--- start GIVEN RECORDS ---
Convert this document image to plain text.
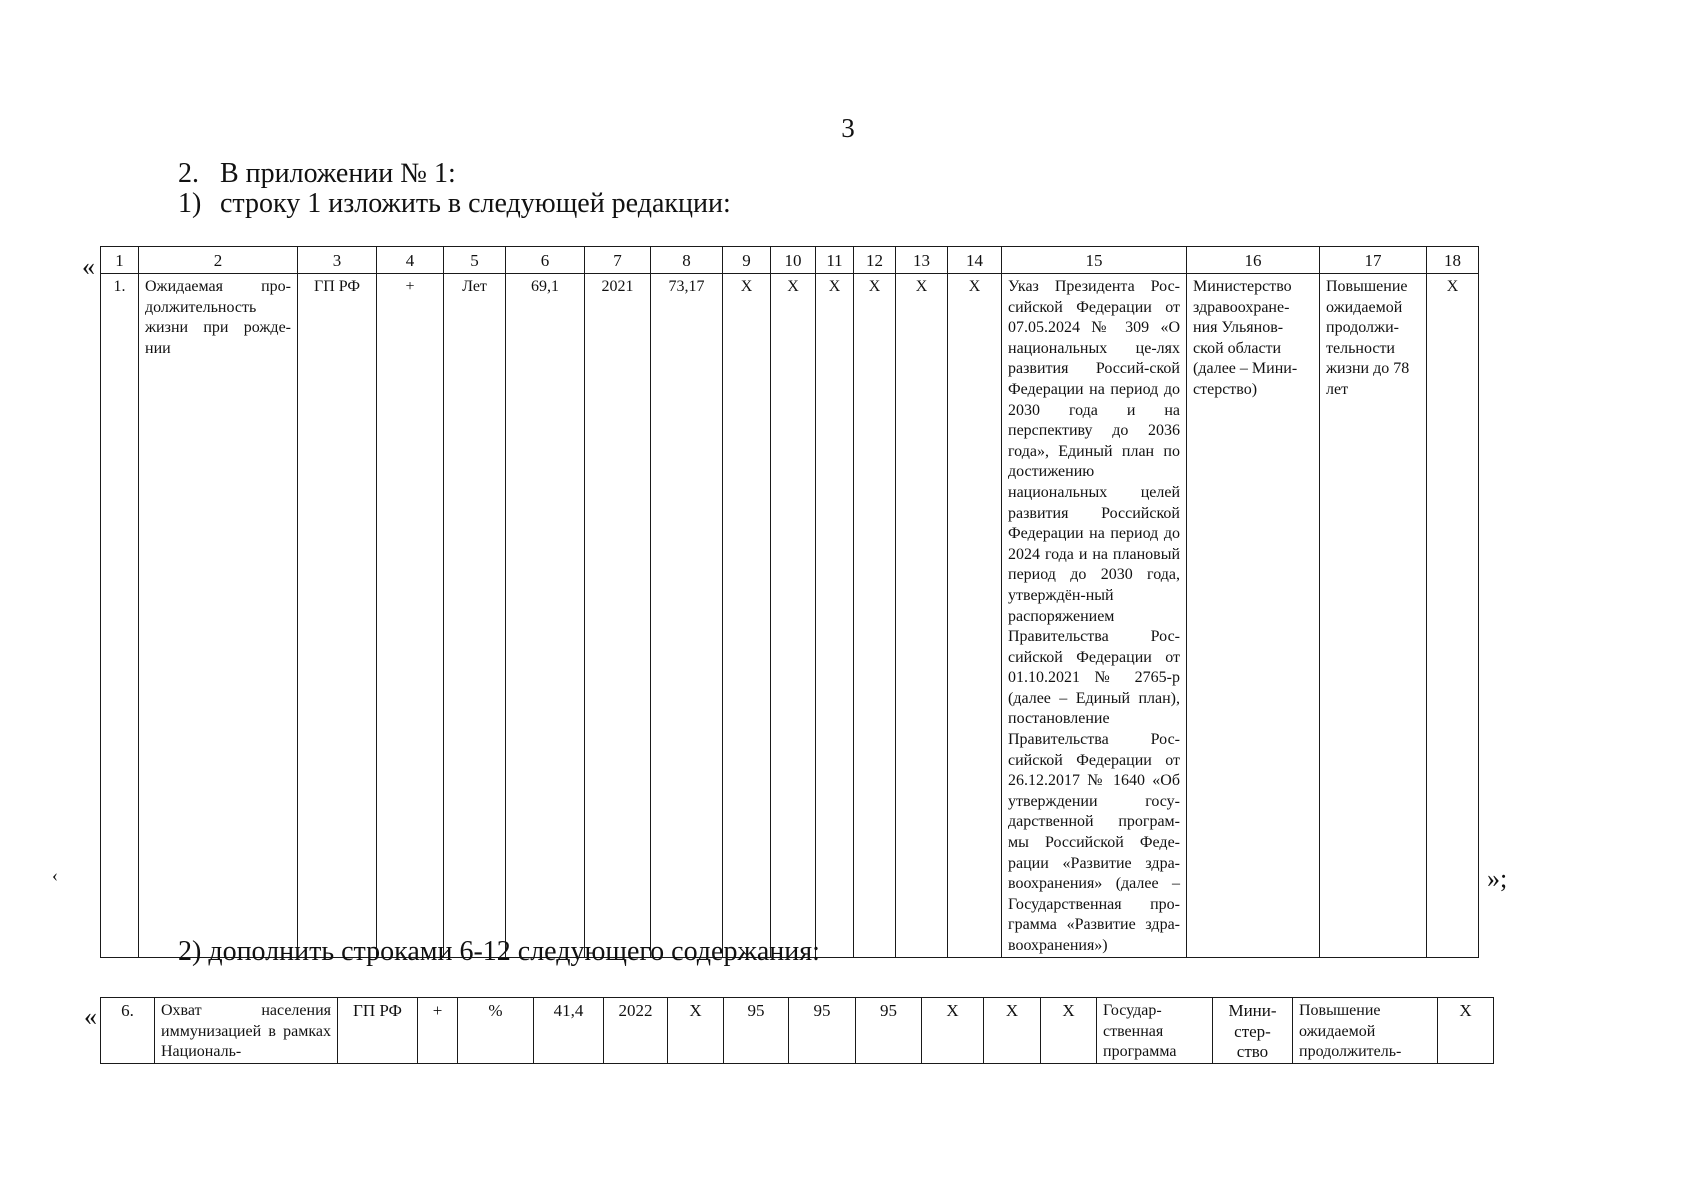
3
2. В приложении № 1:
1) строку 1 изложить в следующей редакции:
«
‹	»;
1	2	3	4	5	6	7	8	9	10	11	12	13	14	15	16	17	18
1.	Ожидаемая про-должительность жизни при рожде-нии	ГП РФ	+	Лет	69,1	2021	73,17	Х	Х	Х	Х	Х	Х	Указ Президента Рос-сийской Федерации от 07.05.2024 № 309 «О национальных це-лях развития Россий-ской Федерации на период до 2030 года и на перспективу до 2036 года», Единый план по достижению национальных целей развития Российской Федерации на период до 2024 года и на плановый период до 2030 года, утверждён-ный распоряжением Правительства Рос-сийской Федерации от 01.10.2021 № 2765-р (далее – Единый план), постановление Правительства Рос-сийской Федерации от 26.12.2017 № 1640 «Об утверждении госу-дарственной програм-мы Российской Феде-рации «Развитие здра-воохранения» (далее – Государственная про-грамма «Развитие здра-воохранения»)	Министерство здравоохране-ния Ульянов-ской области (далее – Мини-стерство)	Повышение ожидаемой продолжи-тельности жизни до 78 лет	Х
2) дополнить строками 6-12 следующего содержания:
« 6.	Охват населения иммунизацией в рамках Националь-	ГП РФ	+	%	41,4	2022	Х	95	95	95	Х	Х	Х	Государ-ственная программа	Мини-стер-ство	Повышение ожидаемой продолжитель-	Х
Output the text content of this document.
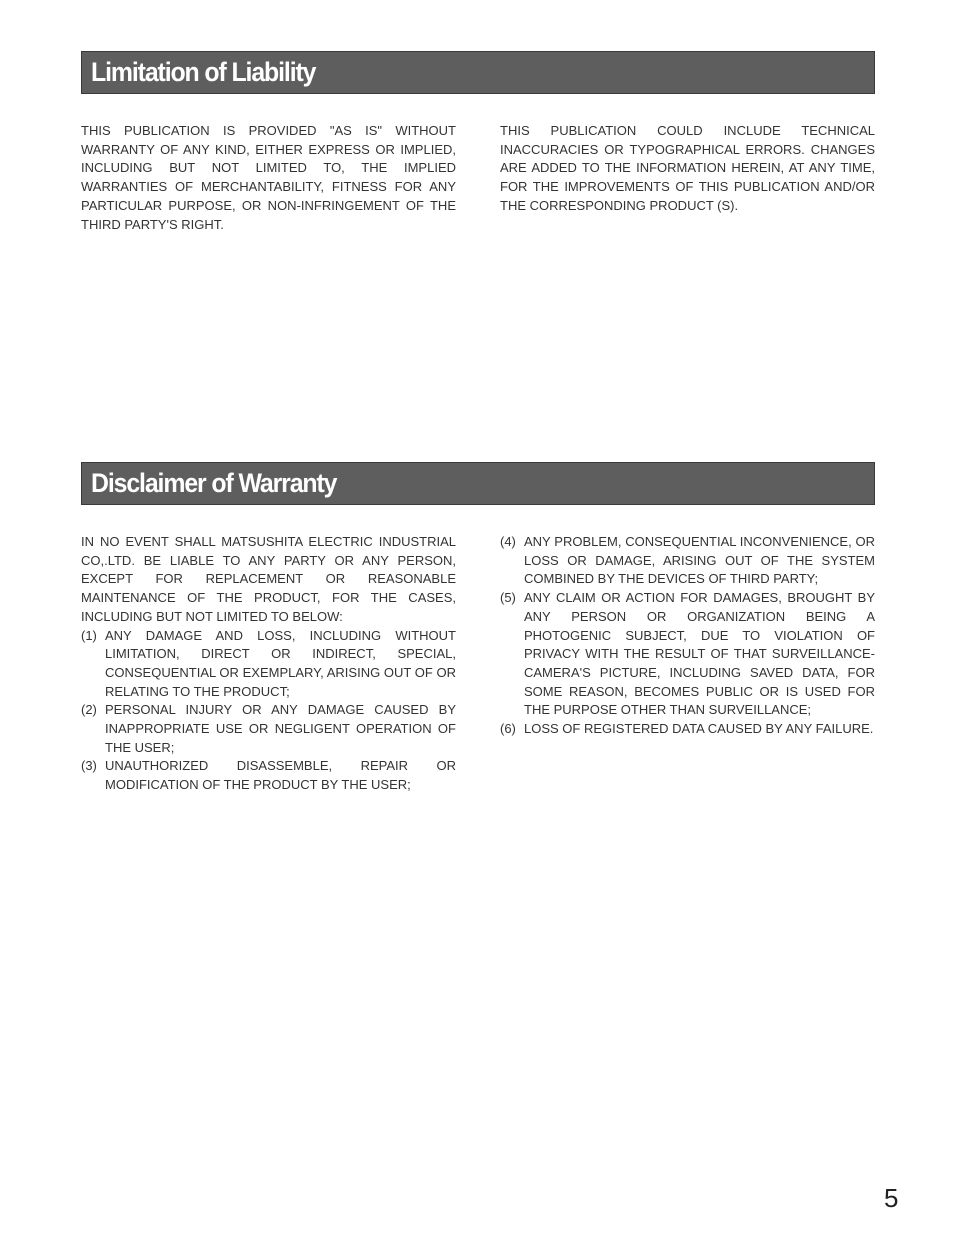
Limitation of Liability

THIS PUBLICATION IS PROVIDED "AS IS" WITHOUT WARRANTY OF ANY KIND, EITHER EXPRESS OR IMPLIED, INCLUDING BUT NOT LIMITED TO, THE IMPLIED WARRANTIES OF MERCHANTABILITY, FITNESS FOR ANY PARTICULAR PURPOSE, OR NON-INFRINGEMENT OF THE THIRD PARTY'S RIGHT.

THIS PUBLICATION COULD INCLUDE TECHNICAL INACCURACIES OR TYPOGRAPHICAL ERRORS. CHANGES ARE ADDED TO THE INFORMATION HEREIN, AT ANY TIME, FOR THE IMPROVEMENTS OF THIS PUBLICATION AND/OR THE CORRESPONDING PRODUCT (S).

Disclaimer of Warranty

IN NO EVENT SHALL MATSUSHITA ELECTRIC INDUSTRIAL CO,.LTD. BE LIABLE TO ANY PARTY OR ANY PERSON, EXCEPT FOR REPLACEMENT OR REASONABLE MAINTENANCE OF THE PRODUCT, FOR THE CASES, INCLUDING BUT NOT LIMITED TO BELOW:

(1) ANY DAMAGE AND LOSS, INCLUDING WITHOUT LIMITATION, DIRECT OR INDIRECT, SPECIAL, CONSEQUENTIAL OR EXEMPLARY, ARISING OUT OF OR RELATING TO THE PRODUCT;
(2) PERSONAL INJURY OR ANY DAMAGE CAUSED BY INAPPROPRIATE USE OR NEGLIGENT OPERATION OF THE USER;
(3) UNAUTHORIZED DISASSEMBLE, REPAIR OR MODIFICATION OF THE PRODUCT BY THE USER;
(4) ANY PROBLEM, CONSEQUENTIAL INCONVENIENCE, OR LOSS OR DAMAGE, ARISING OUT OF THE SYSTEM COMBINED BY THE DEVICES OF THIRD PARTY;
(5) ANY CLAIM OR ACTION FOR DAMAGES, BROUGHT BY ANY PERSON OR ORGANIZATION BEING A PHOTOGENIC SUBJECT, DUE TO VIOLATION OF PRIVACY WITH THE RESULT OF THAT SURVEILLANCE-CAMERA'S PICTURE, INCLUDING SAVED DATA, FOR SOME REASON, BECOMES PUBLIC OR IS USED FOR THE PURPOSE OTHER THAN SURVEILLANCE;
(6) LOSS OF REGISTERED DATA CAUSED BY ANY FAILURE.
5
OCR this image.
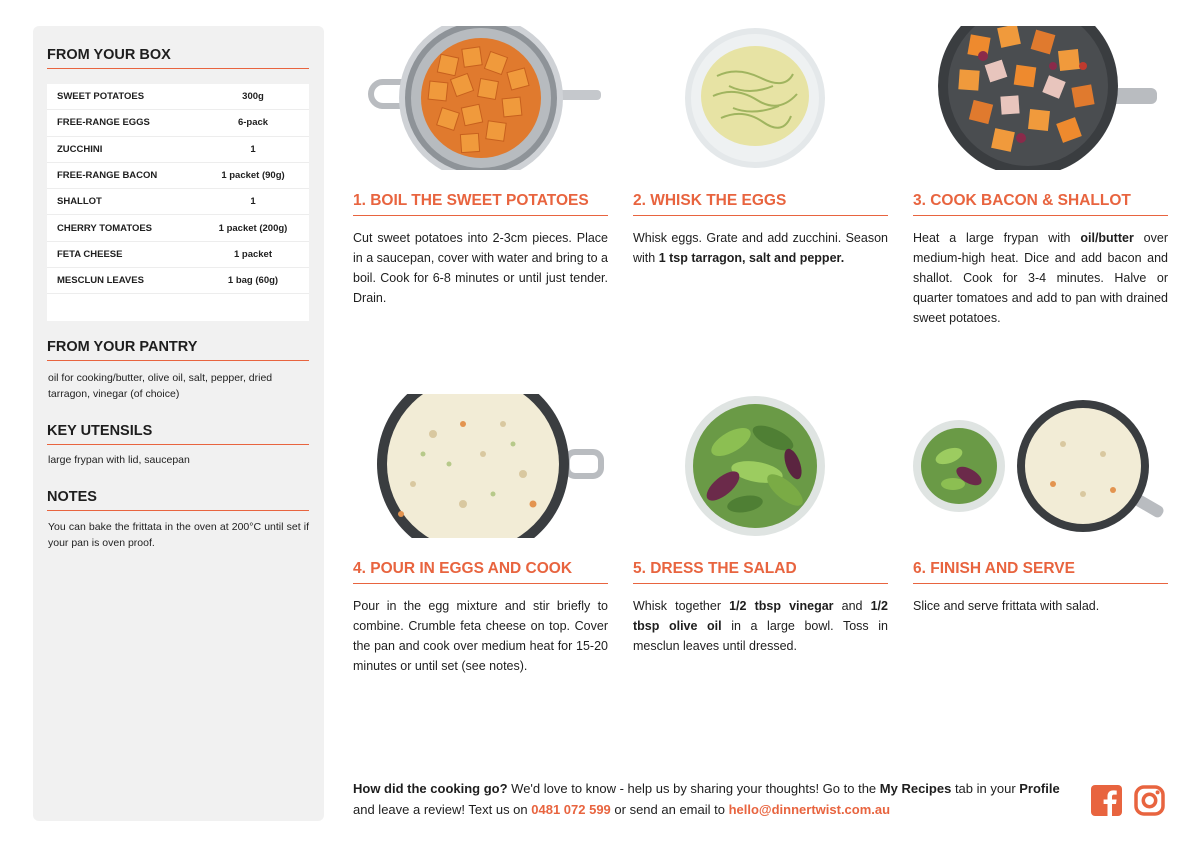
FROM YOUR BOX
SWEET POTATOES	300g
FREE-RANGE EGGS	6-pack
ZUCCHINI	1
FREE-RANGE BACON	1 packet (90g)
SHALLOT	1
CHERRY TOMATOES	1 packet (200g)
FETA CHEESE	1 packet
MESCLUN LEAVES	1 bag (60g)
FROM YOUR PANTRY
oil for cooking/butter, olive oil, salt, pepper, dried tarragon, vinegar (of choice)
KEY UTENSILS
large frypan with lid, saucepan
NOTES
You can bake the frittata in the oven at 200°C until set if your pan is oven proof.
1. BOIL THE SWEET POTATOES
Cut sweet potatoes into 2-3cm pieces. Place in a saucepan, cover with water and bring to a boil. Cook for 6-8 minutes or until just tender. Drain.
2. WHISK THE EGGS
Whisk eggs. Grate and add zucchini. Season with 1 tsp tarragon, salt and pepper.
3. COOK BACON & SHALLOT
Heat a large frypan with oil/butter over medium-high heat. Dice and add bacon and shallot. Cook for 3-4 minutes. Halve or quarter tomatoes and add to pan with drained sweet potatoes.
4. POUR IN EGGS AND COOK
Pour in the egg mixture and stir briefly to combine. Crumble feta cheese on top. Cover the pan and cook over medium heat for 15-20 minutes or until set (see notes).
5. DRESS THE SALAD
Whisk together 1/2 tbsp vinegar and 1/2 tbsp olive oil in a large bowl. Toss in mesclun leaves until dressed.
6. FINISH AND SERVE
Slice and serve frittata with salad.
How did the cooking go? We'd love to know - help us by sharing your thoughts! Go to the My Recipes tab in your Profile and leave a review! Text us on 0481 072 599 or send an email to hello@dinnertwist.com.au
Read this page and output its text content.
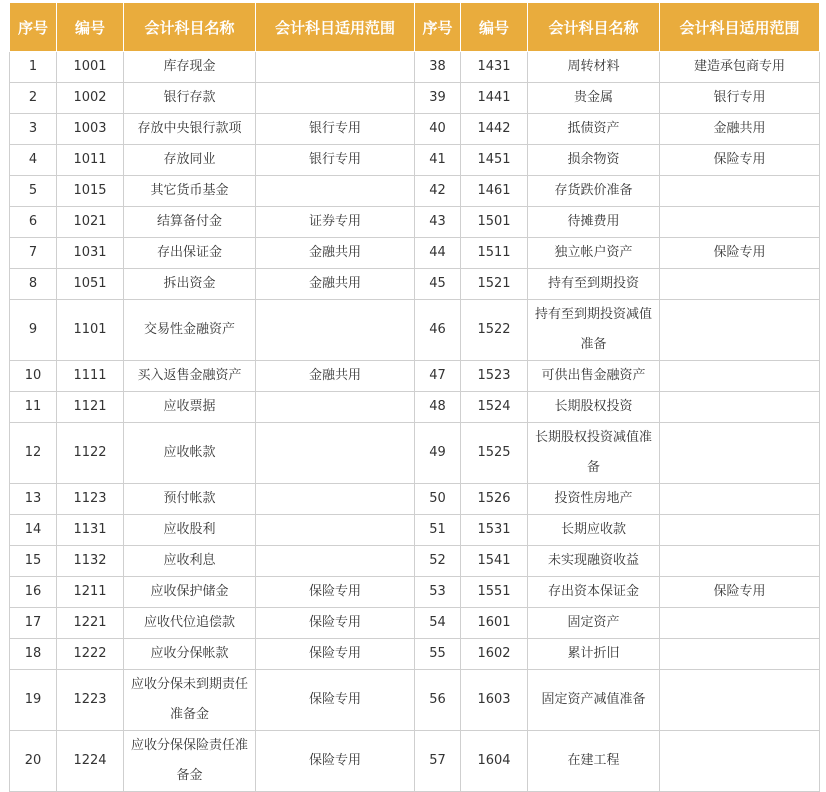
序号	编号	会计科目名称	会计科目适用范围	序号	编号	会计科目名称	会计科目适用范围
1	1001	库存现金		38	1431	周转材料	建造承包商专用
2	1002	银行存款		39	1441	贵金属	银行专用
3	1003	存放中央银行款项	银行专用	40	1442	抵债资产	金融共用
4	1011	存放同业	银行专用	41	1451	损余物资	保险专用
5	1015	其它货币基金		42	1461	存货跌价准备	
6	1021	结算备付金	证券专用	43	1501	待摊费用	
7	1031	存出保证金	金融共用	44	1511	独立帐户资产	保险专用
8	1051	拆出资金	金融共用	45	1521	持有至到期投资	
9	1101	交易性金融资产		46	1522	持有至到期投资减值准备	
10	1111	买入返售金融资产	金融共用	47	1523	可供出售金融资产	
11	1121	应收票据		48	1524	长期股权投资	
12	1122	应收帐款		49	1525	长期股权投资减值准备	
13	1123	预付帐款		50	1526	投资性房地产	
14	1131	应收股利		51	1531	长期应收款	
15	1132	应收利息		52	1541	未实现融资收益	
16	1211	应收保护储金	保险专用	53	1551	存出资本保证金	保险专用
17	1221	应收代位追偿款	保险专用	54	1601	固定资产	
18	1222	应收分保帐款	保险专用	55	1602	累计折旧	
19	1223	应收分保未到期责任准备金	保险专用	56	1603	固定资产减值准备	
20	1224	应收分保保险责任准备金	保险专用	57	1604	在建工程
--- end GIVEN RECORDS ---
• WHAT YOU NEED TO DO: Each line that contains the string "large" counts once; say how many there are and nothing else.

• IN RESPONSE: 3